----- SOURCE RECORDS

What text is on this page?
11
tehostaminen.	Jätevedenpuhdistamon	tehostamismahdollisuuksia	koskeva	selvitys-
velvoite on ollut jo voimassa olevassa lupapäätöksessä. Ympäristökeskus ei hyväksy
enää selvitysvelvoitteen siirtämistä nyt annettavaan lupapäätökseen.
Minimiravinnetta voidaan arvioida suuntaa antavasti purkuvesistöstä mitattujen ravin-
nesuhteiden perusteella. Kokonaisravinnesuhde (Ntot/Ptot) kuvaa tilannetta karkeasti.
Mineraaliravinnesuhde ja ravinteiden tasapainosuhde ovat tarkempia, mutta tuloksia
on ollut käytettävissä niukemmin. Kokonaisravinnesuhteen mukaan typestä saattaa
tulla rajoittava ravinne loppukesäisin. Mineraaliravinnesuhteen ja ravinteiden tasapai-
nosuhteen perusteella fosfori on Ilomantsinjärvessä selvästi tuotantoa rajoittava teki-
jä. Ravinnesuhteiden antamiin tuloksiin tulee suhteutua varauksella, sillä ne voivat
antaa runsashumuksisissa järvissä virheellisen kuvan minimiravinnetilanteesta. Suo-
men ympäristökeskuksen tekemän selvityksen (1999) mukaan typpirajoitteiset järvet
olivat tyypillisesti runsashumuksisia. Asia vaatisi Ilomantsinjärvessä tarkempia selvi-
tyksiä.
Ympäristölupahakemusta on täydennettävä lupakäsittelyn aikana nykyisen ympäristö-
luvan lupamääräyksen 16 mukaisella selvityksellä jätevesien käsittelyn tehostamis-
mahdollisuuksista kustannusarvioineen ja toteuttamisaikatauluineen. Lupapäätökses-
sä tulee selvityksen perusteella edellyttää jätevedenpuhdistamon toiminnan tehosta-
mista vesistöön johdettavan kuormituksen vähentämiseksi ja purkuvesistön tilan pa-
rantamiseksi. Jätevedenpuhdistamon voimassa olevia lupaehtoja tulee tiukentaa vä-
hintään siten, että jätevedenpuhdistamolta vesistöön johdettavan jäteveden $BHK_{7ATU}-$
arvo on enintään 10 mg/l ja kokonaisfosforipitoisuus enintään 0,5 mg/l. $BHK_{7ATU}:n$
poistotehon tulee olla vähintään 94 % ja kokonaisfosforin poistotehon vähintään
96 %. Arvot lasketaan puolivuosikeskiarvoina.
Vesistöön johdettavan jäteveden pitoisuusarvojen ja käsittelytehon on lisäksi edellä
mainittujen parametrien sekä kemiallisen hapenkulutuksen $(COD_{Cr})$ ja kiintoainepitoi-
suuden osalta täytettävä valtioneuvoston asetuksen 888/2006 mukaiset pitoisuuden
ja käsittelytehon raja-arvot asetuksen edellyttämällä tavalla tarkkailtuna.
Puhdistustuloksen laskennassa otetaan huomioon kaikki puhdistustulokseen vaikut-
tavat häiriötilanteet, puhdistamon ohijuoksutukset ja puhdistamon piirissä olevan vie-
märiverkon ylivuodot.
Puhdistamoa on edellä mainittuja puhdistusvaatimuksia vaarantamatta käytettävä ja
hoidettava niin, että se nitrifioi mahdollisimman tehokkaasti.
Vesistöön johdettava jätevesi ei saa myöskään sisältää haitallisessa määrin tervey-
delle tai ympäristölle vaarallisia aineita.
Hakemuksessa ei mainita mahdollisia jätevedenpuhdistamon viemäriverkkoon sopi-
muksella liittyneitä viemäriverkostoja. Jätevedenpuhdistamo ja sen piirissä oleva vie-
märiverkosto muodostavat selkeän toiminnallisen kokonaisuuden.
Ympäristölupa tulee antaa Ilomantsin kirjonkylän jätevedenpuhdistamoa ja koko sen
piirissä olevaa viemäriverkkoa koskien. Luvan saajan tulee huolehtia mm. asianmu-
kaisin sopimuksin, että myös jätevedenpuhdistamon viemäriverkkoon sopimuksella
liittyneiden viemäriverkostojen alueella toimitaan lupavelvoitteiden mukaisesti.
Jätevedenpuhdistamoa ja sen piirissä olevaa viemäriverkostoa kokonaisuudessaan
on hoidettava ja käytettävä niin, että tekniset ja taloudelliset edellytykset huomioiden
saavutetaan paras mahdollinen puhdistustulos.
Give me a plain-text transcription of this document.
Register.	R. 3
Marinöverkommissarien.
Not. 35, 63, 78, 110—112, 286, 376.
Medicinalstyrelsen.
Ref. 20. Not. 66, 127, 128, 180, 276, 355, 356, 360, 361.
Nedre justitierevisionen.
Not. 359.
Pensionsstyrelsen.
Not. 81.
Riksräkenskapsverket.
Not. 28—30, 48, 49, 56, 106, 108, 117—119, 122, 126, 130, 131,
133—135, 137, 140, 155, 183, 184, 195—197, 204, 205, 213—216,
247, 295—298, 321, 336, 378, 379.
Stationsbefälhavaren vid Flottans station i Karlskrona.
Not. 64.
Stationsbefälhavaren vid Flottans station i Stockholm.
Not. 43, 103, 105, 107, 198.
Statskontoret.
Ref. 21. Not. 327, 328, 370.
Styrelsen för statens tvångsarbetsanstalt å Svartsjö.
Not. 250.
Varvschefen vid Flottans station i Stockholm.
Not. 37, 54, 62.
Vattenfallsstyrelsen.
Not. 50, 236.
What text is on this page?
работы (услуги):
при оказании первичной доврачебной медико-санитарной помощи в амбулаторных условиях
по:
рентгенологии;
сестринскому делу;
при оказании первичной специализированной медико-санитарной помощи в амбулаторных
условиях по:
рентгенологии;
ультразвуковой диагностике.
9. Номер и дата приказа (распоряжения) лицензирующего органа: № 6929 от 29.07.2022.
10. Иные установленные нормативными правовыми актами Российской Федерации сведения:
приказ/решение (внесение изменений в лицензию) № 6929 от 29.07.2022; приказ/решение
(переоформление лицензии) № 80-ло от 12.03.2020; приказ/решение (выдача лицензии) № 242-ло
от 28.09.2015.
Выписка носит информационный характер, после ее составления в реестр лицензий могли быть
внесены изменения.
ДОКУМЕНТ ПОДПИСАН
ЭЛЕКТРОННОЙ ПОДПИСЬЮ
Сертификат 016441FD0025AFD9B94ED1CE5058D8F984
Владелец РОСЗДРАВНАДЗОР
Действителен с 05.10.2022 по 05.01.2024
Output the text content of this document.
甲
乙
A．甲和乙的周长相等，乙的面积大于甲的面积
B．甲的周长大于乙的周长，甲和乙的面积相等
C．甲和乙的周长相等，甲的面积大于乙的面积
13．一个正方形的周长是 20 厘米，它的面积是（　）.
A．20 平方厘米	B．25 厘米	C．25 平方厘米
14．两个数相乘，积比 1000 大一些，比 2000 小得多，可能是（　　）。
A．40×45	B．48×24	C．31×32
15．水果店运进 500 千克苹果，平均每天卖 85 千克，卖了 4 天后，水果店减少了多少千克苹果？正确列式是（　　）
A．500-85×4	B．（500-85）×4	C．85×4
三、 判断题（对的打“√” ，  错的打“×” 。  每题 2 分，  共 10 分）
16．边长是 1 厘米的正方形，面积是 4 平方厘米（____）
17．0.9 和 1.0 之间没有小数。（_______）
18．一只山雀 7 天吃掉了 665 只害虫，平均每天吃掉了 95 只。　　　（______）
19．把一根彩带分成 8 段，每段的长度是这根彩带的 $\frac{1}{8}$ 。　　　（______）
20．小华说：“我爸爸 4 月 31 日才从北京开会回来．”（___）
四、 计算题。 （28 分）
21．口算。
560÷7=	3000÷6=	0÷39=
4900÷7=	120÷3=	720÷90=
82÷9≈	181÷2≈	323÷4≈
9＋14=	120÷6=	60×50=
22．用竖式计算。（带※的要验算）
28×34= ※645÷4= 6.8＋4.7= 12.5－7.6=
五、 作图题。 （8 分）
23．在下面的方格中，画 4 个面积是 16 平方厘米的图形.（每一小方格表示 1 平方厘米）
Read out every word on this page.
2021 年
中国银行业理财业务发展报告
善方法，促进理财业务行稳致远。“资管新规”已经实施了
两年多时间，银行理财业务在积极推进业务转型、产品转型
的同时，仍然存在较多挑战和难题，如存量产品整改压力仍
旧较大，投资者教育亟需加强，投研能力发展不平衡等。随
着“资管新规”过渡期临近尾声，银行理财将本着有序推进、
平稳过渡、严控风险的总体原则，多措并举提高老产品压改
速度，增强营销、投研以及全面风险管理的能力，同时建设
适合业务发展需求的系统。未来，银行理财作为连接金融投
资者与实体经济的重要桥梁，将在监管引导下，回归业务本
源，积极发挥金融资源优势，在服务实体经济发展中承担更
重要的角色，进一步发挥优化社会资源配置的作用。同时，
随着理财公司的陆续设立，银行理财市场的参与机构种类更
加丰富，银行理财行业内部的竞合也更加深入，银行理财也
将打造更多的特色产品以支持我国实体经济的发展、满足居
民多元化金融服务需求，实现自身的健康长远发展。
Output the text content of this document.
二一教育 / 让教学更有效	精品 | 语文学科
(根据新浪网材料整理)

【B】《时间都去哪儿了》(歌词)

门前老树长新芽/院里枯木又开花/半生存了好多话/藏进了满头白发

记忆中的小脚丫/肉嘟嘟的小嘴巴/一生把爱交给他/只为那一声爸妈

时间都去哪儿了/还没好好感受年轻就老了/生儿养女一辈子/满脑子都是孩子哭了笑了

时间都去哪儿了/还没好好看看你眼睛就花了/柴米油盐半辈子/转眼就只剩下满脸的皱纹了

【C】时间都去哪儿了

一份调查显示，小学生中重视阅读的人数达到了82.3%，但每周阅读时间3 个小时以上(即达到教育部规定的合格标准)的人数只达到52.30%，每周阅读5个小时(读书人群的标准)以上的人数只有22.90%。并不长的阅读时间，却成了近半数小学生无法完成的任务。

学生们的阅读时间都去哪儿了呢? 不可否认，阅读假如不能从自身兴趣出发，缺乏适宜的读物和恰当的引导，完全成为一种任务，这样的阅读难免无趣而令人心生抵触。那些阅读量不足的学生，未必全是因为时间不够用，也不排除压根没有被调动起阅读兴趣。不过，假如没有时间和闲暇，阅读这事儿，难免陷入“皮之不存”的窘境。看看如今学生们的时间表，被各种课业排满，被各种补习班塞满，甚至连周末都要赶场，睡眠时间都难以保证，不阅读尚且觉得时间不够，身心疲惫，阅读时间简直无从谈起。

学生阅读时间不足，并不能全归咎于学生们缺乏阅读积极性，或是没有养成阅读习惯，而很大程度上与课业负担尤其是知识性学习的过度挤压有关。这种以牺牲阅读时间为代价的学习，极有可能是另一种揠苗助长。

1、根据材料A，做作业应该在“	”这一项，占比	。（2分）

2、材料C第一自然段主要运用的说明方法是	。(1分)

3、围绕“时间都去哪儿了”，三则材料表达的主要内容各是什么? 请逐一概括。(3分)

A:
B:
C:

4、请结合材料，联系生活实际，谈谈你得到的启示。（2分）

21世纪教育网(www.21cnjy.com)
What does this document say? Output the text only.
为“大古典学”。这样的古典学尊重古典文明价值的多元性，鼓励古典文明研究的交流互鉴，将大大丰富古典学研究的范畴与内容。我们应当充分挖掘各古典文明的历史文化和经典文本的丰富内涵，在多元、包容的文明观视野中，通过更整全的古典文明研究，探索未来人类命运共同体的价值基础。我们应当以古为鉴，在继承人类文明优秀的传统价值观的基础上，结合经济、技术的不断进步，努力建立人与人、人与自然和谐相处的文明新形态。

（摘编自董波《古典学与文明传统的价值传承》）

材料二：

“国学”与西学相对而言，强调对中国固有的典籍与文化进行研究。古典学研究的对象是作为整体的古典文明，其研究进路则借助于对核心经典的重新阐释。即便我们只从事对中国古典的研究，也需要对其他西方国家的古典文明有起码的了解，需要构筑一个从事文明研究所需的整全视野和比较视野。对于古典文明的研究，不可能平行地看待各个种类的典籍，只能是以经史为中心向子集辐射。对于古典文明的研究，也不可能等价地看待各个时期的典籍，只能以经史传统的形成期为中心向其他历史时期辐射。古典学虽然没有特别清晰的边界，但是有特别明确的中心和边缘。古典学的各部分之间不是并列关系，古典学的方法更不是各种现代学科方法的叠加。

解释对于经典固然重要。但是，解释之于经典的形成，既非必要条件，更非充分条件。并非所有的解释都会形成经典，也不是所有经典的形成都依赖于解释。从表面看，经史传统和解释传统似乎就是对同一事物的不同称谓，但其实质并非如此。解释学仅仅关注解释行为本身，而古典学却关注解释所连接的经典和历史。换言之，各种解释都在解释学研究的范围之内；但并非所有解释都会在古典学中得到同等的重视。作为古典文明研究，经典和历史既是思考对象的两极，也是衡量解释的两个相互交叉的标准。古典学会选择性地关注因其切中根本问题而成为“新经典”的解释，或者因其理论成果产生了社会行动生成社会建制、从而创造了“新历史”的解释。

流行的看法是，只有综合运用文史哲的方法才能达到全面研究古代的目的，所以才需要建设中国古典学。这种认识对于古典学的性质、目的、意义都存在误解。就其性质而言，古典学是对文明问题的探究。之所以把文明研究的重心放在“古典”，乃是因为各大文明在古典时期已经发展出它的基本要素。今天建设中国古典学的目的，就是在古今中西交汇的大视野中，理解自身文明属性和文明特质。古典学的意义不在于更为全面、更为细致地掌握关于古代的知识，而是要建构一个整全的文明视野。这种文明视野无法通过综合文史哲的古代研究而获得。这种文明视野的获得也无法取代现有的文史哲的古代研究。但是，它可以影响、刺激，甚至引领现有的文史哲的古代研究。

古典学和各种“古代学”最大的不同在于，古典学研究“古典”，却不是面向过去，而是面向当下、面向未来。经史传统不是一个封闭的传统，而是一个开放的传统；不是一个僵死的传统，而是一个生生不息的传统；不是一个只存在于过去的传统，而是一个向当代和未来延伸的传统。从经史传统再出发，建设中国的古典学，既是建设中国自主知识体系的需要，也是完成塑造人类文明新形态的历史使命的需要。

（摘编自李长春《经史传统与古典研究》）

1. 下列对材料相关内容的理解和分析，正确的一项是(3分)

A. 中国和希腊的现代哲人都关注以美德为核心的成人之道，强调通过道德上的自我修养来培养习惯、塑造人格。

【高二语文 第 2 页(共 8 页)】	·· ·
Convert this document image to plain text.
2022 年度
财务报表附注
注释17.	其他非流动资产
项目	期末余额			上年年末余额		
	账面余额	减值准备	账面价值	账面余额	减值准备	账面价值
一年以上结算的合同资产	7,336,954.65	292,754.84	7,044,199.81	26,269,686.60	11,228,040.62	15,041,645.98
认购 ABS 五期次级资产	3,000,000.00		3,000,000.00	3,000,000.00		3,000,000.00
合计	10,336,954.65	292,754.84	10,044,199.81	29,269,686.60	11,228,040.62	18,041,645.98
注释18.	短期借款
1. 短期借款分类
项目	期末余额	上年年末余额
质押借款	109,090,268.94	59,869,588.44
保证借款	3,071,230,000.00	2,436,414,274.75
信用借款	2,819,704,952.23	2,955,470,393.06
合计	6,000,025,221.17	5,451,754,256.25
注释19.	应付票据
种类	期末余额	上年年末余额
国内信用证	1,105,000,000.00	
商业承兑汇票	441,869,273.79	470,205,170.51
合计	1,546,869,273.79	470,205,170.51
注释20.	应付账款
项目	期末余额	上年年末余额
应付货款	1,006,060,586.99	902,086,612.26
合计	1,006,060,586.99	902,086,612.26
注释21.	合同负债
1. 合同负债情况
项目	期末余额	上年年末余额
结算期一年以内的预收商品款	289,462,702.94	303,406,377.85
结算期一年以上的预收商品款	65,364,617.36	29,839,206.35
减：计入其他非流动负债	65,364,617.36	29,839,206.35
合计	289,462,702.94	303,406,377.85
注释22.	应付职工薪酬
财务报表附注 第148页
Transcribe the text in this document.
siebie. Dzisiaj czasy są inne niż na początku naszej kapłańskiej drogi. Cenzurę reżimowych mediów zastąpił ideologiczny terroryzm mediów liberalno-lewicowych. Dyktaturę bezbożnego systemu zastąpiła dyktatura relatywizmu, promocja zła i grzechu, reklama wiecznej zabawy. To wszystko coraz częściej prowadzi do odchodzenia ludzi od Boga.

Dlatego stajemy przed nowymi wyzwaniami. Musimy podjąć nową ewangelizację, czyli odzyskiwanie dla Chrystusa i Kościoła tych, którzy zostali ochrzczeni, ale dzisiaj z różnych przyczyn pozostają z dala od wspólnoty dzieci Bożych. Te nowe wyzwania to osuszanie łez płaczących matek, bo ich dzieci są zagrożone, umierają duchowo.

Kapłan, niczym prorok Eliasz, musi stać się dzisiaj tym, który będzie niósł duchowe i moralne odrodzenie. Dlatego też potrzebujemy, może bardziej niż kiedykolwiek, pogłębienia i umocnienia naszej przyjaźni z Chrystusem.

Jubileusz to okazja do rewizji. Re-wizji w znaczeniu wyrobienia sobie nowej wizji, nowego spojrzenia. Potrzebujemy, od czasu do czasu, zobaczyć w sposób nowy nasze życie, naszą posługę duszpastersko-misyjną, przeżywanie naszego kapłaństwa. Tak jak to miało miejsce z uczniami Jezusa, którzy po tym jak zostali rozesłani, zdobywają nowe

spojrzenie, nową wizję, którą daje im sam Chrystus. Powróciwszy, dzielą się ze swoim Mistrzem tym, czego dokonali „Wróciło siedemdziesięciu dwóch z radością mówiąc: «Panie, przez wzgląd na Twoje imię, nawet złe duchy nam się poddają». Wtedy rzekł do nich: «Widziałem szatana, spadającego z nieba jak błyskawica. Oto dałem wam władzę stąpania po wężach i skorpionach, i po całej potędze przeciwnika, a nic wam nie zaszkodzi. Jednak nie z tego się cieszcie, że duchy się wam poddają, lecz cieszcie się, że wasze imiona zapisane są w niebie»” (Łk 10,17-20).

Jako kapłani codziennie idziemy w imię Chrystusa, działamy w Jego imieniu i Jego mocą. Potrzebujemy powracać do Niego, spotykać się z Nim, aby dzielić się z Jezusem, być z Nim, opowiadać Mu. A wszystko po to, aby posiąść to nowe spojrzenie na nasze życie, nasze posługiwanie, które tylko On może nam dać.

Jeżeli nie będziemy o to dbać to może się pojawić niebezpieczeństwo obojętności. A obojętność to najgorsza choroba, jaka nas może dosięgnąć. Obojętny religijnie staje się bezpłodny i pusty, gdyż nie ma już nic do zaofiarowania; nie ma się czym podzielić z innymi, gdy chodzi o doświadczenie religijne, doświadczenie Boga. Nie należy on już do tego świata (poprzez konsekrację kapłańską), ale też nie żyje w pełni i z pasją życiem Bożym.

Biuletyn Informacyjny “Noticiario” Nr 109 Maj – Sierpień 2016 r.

----------

WHAT IS NEEDED: Gather each line from the listing above that holds "условиях".

SOLUTION TO THIS PROBLEM:
при оказании первичной доврачебной медико-санитарной помощи в амбулаторных условиях
условиях по:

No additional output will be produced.